═════ EXCERTO PARA LER

O Casamento do Arcebispo

Por ADELINO GOMES

Segunda-feira, 4 de Junho de 2001

O arcebispo católico Emmanuel Milingo, 71 anos, mostra o anel de noivado que ofereceu à médica coreana Sung Ryae Soon, 43 anos, com quem casou há uma semana, numa cerimónia pública em Nova Iorque na qual participaram igualmente outros 60 pares de seguidores do reverendo Sun Myung Moon, crentes de várias religiões.

══════════
═════ REGISTOS DE DADOS

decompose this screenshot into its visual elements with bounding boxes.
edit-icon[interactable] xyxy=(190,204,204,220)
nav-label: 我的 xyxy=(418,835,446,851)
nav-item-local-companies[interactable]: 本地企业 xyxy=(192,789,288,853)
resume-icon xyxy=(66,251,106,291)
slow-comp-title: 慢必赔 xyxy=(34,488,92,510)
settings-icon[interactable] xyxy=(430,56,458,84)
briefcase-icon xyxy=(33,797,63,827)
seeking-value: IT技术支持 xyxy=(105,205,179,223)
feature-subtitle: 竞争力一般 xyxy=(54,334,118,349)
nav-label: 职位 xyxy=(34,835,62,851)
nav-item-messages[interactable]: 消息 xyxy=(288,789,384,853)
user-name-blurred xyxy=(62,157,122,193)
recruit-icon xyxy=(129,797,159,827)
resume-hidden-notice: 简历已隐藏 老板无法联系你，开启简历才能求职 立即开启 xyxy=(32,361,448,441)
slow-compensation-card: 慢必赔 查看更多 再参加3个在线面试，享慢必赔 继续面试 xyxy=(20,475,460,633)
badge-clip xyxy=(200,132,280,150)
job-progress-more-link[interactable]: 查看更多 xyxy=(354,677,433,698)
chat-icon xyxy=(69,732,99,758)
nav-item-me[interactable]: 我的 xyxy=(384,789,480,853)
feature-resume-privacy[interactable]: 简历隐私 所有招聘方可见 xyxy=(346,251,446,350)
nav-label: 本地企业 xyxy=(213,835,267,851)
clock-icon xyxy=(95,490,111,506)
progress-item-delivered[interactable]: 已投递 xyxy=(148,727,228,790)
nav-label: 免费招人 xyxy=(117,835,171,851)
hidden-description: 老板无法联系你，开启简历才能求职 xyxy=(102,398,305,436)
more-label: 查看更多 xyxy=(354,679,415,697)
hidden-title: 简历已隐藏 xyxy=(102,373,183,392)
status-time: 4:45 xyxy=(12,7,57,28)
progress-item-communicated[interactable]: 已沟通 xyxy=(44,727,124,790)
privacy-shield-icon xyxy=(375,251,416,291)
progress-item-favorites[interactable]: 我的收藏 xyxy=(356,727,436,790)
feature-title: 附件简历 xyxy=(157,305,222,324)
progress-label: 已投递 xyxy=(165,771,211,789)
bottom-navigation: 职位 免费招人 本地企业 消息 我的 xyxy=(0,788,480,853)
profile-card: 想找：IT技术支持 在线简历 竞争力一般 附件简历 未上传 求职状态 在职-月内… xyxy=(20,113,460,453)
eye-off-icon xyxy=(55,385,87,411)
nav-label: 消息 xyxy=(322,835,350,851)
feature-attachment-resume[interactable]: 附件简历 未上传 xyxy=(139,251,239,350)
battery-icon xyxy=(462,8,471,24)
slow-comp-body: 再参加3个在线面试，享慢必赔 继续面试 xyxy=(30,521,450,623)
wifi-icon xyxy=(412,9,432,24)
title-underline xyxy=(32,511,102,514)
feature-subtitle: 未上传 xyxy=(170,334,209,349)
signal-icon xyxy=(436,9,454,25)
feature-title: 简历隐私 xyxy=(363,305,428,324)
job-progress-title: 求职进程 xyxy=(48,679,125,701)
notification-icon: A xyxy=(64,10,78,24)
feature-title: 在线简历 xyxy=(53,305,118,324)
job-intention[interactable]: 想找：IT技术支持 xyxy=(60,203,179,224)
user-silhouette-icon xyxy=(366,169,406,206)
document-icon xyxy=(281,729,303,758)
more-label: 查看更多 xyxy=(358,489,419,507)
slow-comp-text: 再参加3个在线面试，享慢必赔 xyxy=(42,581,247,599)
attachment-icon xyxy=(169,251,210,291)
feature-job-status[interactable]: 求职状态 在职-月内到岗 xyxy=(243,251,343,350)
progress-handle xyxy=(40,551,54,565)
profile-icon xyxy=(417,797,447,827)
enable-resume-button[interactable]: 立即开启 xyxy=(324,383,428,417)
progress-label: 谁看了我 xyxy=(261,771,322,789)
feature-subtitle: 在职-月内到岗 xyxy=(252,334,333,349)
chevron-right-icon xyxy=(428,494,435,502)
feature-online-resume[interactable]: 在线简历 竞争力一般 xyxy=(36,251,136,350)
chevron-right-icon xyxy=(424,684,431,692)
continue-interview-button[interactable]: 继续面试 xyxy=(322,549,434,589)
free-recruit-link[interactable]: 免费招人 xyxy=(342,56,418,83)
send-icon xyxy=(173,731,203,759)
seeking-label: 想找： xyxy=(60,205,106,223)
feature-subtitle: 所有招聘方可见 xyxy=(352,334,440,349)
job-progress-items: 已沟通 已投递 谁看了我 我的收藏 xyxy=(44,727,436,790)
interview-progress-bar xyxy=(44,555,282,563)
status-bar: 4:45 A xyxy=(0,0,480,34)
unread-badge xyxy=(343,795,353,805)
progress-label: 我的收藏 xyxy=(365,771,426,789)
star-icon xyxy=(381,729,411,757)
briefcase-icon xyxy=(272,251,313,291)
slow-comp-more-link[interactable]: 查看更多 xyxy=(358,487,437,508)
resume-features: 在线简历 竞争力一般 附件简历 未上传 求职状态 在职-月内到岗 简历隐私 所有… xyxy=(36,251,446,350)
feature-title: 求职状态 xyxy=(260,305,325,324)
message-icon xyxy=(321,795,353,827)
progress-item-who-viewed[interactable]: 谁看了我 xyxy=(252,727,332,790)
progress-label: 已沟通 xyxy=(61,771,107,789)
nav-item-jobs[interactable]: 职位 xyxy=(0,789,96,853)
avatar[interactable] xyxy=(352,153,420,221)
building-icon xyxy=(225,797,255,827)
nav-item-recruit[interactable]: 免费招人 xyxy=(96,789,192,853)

══════════

* _EXPERIMENTE_
No texto sobre o casamento do arcebispo, em que cidade decorreu a cerimónia pública?

* _EXERCÍCIO RESOLVIDO_
Em Nova Iorque.